[Data excerpts]

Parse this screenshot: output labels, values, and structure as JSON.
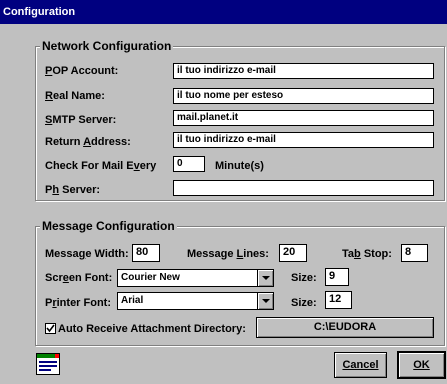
{
  "window": {
    "title": "Configuration"
  },
  "network": {
    "title": "Network Configuration",
    "pop_account": {
      "label": "POP Account:",
      "value": "il tuo indirizzo e-mail"
    },
    "real_name": {
      "label": "Real Name:",
      "value": "il tuo nome per esteso"
    },
    "smtp_server": {
      "label": "SMTP Server:",
      "value": "mail.planet.it"
    },
    "return_address": {
      "label": "Return Address:",
      "value": "il tuo indirizzo e-mail"
    },
    "check_mail": {
      "label": "Check For Mail Every",
      "value": "0",
      "unit": "Minute(s)"
    },
    "ph_server": {
      "label": "Ph Server:",
      "value": ""
    }
  },
  "message": {
    "title": "Message Configuration",
    "message_width": {
      "label": "Message Width:",
      "value": "80"
    },
    "message_lines": {
      "label": "Message Lines:",
      "value": "20"
    },
    "tab_stop": {
      "label": "Tab Stop:",
      "value": "8"
    },
    "screen_font": {
      "label": "Screen Font:",
      "value": "Courier New",
      "size_label": "Size:",
      "size": "9"
    },
    "printer_font": {
      "label": "Printer Font:",
      "value": "Arial",
      "size_label": "Size:",
      "size": "12"
    },
    "auto_receive": {
      "label": "Auto Receive Attachment Directory:",
      "checked": true,
      "button": "C:\\EUDORA"
    }
  },
  "buttons": {
    "cancel": "Cancel",
    "ok": "OK"
  },
  "icon": "document-settings-icon"
}
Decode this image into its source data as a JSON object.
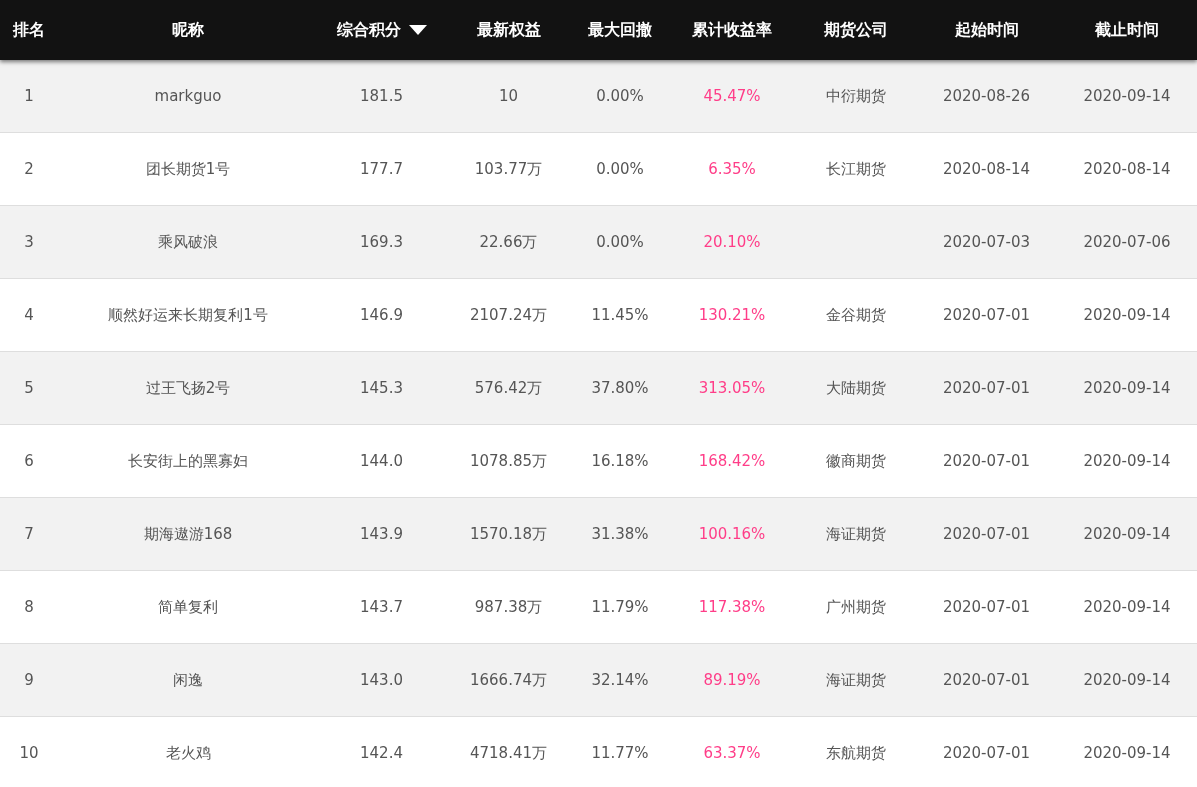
{
  "table": {
    "columns": [
      {
        "label": "排名",
        "sorted": false,
        "highlight": false
      },
      {
        "label": "昵称",
        "sorted": false,
        "highlight": false
      },
      {
        "label": "综合积分",
        "sorted": true,
        "highlight": false
      },
      {
        "label": "最新权益",
        "sorted": false,
        "highlight": false
      },
      {
        "label": "最大回撤",
        "sorted": false,
        "highlight": false
      },
      {
        "label": "累计收益率",
        "sorted": false,
        "highlight": true
      },
      {
        "label": "期货公司",
        "sorted": false,
        "highlight": false
      },
      {
        "label": "起始时间",
        "sorted": false,
        "highlight": false
      },
      {
        "label": "截止时间",
        "sorted": false,
        "highlight": false
      }
    ],
    "rows": [
      [
        "1",
        "markguo",
        "181.5",
        "10",
        "0.00%",
        "45.47%",
        "中衍期货",
        "2020-08-26",
        "2020-09-14"
      ],
      [
        "2",
        "团长期货1号",
        "177.7",
        "103.77万",
        "0.00%",
        "6.35%",
        "长江期货",
        "2020-08-14",
        "2020-08-14"
      ],
      [
        "3",
        "乘风破浪",
        "169.3",
        "22.66万",
        "0.00%",
        "20.10%",
        null,
        "2020-07-03",
        "2020-07-06"
      ],
      [
        "4",
        "顺然好运来长期复利1号",
        "146.9",
        "2107.24万",
        "11.45%",
        "130.21%",
        "金谷期货",
        "2020-07-01",
        "2020-09-14"
      ],
      [
        "5",
        "过王飞扬2号",
        "145.3",
        "576.42万",
        "37.80%",
        "313.05%",
        "大陆期货",
        "2020-07-01",
        "2020-09-14"
      ],
      [
        "6",
        "长安街上的黑寡妇",
        "144.0",
        "1078.85万",
        "16.18%",
        "168.42%",
        "徽商期货",
        "2020-07-01",
        "2020-09-14"
      ],
      [
        "7",
        "期海遨游168",
        "143.9",
        "1570.18万",
        "31.38%",
        "100.16%",
        "海证期货",
        "2020-07-01",
        "2020-09-14"
      ],
      [
        "8",
        "简单复利",
        "143.7",
        "987.38万",
        "11.79%",
        "117.38%",
        "广州期货",
        "2020-07-01",
        "2020-09-14"
      ],
      [
        "9",
        "闲逸",
        "143.0",
        "1666.74万",
        "32.14%",
        "89.19%",
        "海证期货",
        "2020-07-01",
        "2020-09-14"
      ],
      [
        "10",
        "老火鸡",
        "142.4",
        "4718.41万",
        "11.77%",
        "63.37%",
        "东航期货",
        "2020-07-01",
        "2020-09-14"
      ]
    ]
  }
}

EXERCISE TASK: Find every line in the listing that holds the string "true", then say how many there are as a bare number.

ANSWER TO THIS PROBLEM: 3